***** Input records

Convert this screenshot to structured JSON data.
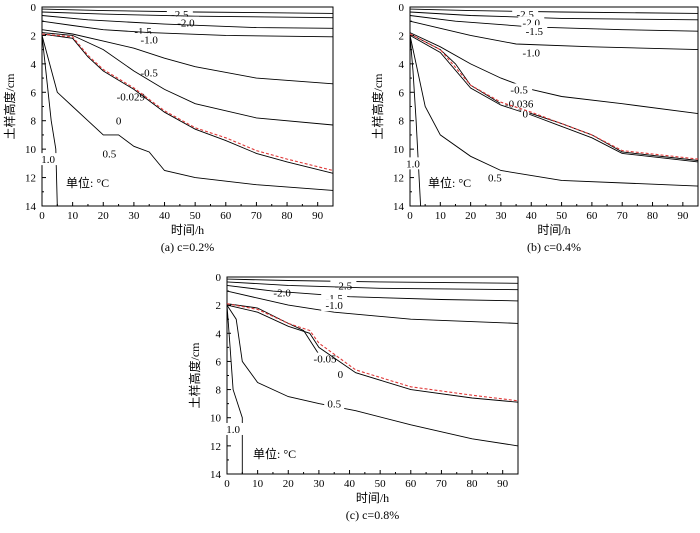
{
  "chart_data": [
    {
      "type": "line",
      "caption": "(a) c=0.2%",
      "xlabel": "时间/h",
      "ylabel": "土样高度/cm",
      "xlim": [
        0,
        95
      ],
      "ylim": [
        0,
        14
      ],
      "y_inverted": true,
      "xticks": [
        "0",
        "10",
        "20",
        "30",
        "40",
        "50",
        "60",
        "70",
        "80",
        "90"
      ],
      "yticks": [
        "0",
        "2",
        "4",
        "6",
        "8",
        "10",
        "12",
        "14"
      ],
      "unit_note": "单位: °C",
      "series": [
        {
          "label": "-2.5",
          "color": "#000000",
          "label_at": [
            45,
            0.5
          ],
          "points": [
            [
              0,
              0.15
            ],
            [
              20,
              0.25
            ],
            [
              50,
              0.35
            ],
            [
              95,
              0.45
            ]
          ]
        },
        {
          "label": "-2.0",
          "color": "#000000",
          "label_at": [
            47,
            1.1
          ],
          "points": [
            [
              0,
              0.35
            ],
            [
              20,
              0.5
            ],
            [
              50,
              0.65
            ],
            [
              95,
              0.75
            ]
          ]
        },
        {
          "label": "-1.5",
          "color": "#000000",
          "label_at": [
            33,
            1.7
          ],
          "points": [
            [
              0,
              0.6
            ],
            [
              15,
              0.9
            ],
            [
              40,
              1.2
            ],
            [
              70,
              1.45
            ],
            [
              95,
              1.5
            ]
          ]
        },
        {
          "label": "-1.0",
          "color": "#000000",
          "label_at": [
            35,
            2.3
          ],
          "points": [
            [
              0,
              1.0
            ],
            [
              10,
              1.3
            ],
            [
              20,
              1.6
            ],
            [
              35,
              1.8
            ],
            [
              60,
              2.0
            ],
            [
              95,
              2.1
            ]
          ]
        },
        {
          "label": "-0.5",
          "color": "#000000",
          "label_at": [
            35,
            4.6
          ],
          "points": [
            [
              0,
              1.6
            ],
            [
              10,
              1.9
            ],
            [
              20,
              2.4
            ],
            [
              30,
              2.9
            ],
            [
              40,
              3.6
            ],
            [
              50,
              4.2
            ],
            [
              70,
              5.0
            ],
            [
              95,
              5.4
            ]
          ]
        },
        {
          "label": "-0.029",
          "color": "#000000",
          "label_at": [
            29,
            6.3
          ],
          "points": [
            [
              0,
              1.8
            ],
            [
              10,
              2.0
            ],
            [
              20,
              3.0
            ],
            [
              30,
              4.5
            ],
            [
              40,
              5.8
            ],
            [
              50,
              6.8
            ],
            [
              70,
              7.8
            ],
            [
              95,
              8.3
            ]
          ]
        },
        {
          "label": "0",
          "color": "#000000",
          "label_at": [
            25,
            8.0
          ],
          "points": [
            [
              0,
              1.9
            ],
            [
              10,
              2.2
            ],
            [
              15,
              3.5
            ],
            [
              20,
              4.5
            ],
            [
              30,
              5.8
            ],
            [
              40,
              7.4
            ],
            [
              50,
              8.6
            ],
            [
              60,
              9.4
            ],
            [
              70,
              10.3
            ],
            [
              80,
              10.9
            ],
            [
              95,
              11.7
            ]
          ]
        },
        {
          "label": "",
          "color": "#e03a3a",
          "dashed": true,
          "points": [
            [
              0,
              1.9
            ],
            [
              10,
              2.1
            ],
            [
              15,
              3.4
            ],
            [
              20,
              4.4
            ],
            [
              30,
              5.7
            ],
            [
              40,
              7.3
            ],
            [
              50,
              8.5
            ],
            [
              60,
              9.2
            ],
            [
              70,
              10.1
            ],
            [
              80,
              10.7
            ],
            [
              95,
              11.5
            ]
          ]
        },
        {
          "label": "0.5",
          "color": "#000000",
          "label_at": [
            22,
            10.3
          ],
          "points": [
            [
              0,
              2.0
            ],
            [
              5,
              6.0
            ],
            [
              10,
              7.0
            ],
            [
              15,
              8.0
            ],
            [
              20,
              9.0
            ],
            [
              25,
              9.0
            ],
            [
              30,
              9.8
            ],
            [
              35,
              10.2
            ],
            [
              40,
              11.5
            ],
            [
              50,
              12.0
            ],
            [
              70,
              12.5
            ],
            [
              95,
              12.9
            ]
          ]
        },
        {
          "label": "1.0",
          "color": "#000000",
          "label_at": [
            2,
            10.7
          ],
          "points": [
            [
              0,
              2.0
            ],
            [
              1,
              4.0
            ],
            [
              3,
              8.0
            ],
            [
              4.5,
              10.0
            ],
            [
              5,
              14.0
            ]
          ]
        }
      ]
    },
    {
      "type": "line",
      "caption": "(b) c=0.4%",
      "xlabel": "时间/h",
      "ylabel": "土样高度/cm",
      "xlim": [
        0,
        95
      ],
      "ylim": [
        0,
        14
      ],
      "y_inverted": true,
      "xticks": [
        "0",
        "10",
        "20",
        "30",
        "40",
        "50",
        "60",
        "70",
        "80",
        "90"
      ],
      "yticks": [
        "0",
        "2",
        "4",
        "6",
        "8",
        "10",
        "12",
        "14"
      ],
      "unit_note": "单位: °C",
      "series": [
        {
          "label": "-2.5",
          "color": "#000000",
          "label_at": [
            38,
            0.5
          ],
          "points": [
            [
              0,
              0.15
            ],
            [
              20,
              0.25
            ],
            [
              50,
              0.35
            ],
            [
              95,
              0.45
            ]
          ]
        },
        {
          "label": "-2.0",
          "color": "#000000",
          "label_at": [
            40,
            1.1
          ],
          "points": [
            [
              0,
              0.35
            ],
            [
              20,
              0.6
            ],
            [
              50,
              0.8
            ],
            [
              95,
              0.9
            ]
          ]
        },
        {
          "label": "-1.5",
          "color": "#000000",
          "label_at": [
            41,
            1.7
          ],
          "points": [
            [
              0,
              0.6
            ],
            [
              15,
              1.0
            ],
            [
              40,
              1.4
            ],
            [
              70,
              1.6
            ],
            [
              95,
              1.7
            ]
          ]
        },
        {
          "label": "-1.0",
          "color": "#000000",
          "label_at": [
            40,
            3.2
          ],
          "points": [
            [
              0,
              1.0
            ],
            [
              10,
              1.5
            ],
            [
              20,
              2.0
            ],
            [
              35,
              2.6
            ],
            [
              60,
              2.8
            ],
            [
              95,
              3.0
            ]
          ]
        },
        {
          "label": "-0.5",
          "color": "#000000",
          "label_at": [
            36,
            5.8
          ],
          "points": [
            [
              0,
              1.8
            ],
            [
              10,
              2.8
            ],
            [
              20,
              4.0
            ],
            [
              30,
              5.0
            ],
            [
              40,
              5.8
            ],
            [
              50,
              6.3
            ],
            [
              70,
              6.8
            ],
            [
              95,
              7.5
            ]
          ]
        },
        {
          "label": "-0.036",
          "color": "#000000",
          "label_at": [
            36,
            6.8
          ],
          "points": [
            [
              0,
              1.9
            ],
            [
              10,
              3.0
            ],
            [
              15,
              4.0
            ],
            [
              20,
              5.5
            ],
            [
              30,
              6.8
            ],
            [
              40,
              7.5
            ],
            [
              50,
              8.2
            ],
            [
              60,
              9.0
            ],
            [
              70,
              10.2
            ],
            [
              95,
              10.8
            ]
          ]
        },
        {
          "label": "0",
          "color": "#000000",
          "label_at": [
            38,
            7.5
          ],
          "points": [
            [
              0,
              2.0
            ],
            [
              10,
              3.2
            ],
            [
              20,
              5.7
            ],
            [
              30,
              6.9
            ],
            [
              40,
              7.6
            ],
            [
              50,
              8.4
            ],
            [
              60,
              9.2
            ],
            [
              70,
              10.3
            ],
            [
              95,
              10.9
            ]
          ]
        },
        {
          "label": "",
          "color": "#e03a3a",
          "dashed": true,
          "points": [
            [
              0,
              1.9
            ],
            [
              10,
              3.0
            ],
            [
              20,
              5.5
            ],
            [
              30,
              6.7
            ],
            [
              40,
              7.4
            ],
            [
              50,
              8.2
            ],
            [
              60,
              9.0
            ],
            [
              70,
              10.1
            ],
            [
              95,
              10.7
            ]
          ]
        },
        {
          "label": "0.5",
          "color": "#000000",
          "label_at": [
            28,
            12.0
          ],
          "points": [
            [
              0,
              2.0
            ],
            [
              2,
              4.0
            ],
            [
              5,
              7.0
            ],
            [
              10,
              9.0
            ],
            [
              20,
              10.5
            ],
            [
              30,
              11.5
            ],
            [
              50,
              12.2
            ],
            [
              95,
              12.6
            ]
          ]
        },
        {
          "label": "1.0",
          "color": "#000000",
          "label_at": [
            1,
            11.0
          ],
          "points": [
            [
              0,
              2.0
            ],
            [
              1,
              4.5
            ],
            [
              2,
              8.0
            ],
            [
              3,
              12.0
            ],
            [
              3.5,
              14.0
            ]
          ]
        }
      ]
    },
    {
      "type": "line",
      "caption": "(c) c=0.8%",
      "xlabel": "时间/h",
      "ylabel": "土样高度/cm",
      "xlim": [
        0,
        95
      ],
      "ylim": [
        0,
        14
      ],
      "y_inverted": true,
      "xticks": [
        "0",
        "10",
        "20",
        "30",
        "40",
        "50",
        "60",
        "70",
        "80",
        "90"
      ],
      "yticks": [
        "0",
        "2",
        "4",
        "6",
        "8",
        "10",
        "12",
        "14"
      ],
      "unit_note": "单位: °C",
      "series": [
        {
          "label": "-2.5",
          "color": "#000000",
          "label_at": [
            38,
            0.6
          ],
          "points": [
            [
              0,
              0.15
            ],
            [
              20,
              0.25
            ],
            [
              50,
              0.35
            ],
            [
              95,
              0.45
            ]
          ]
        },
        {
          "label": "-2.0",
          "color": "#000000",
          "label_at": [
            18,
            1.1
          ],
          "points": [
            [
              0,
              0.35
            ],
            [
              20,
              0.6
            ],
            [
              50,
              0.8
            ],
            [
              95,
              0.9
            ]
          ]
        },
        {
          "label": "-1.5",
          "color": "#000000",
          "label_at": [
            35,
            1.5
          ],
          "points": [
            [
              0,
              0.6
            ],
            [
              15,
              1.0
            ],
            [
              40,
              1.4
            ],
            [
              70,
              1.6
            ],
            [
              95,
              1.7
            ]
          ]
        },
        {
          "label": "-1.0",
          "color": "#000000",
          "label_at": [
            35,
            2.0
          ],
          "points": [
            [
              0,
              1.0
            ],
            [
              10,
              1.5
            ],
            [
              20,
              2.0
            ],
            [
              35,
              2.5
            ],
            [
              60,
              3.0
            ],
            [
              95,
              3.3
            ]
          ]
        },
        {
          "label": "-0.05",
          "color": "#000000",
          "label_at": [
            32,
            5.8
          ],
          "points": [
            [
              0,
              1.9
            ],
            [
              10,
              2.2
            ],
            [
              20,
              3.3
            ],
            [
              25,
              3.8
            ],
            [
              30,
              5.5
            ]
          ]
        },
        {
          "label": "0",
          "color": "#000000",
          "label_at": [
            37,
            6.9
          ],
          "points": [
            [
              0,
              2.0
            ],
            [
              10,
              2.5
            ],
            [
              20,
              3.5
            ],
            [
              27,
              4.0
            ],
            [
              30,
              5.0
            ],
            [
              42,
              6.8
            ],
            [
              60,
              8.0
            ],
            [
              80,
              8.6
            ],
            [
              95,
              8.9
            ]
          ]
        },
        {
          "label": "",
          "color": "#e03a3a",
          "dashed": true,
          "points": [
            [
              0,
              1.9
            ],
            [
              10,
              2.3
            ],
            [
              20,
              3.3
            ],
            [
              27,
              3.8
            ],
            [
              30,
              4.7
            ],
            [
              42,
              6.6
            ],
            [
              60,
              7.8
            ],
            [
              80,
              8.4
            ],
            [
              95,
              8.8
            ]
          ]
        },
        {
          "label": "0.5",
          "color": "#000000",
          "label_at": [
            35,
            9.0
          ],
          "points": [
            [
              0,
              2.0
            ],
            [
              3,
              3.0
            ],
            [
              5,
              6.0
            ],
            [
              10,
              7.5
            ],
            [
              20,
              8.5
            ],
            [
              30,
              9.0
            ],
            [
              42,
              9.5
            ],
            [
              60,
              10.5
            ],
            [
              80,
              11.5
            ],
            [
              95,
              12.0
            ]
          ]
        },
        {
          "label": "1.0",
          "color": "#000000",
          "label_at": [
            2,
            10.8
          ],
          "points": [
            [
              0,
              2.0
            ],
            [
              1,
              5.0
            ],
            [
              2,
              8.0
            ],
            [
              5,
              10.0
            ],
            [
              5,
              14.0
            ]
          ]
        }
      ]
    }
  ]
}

**********

== Set problem ==
Scan the listing above and copy all lines containing the word "caption".

== In response ==
      "caption": "(a) c=0.2%",
      "caption": "(b) c=0.4%",
      "caption": "(c) c=0.8%",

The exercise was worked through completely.